(Document page data)
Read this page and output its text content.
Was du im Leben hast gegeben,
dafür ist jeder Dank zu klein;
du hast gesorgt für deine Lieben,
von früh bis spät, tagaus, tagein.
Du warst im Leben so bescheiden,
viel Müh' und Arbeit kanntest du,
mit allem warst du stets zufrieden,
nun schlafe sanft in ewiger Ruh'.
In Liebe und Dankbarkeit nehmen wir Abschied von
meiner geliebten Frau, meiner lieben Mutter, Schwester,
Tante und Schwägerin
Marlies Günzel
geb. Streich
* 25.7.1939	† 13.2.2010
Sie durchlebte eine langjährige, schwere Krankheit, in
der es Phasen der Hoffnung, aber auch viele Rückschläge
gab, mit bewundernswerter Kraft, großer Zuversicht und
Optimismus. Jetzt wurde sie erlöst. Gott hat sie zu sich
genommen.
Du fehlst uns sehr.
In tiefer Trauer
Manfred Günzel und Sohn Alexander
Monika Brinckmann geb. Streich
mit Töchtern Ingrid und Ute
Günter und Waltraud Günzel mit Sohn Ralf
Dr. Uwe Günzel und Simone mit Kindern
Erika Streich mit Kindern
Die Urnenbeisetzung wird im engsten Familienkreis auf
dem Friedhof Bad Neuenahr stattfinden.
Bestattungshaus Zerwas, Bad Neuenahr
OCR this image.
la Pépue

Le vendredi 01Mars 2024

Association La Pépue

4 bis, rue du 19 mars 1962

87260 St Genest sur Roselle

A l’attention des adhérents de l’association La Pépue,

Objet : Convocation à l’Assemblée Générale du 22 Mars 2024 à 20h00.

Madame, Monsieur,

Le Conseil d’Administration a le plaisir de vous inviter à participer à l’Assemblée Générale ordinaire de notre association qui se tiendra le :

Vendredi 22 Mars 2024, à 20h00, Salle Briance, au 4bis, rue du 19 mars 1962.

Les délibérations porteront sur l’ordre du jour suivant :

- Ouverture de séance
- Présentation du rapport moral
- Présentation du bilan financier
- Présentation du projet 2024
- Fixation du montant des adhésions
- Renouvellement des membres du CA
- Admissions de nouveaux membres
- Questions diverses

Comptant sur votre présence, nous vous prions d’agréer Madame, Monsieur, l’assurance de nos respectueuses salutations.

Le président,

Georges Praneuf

- [TRY IT] Repeat the whole of the data above exactly as it appears.

- [REPLY]
Read this page and output its text content.
Was du im Leben hast gegeben,
dafür ist jeder Dank zu klein;
du hast gesorgt für deine Lieben,
von früh bis spät, tagaus, tagein.
Du warst im Leben so bescheiden,
viel Müh' und Arbeit kanntest du,
mit allem warst du stets zufrieden,
nun schlafe sanft in ewiger Ruh'.
In Liebe und Dankbarkeit nehmen wir Abschied von
meiner geliebten Frau, meiner lieben Mutter, Schwester,
Tante und Schwägerin
Marlies Günzel
geb. Streich
* 25.7.1939	† 13.2.2010
Sie durchlebte eine langjährige, schwere Krankheit, in
der es Phasen der Hoffnung, aber auch viele Rückschläge
gab, mit bewundernswerter Kraft, großer Zuversicht und
Optimismus. Jetzt wurde sie erlöst. Gott hat sie zu sich
genommen.
Du fehlst uns sehr.
In tiefer Trauer
Manfred Günzel und Sohn Alexander
Monika Brinckmann geb. Streich
mit Töchtern Ingrid und Ute
Günter und Waltraud Günzel mit Sohn Ralf
Dr. Uwe Günzel und Simone mit Kindern
Erika Streich mit Kindern
Die Urnenbeisetzung wird im engsten Familienkreis auf
dem Friedhof Bad Neuenahr stattfinden.
Bestattungshaus Zerwas, Bad Neuenahr
OCR this image.
la Pépue

Le vendredi 01Mars 2024

Association La Pépue

4 bis, rue du 19 mars 1962

87260 St Genest sur Roselle

A l’attention des adhérents de l’association La Pépue,

Objet : Convocation à l’Assemblée Générale du 22 Mars 2024 à 20h00.

Madame, Monsieur,

Le Conseil d’Administration a le plaisir de vous inviter à participer à l’Assemblée Générale ordinaire de notre association qui se tiendra le :

Vendredi 22 Mars 2024, à 20h00, Salle Briance, au 4bis, rue du 19 mars 1962.

Les délibérations porteront sur l’ordre du jour suivant :

- Ouverture de séance
- Présentation du rapport moral
- Présentation du bilan financier
- Présentation du projet 2024
- Fixation du montant des adhésions
- Renouvellement des membres du CA
- Admissions de nouveaux membres
- Questions diverses

Comptant sur votre présence, nous vous prions d’agréer Madame, Monsieur, l’assurance de nos respectueuses salutations.

Le président,

Georges Praneuf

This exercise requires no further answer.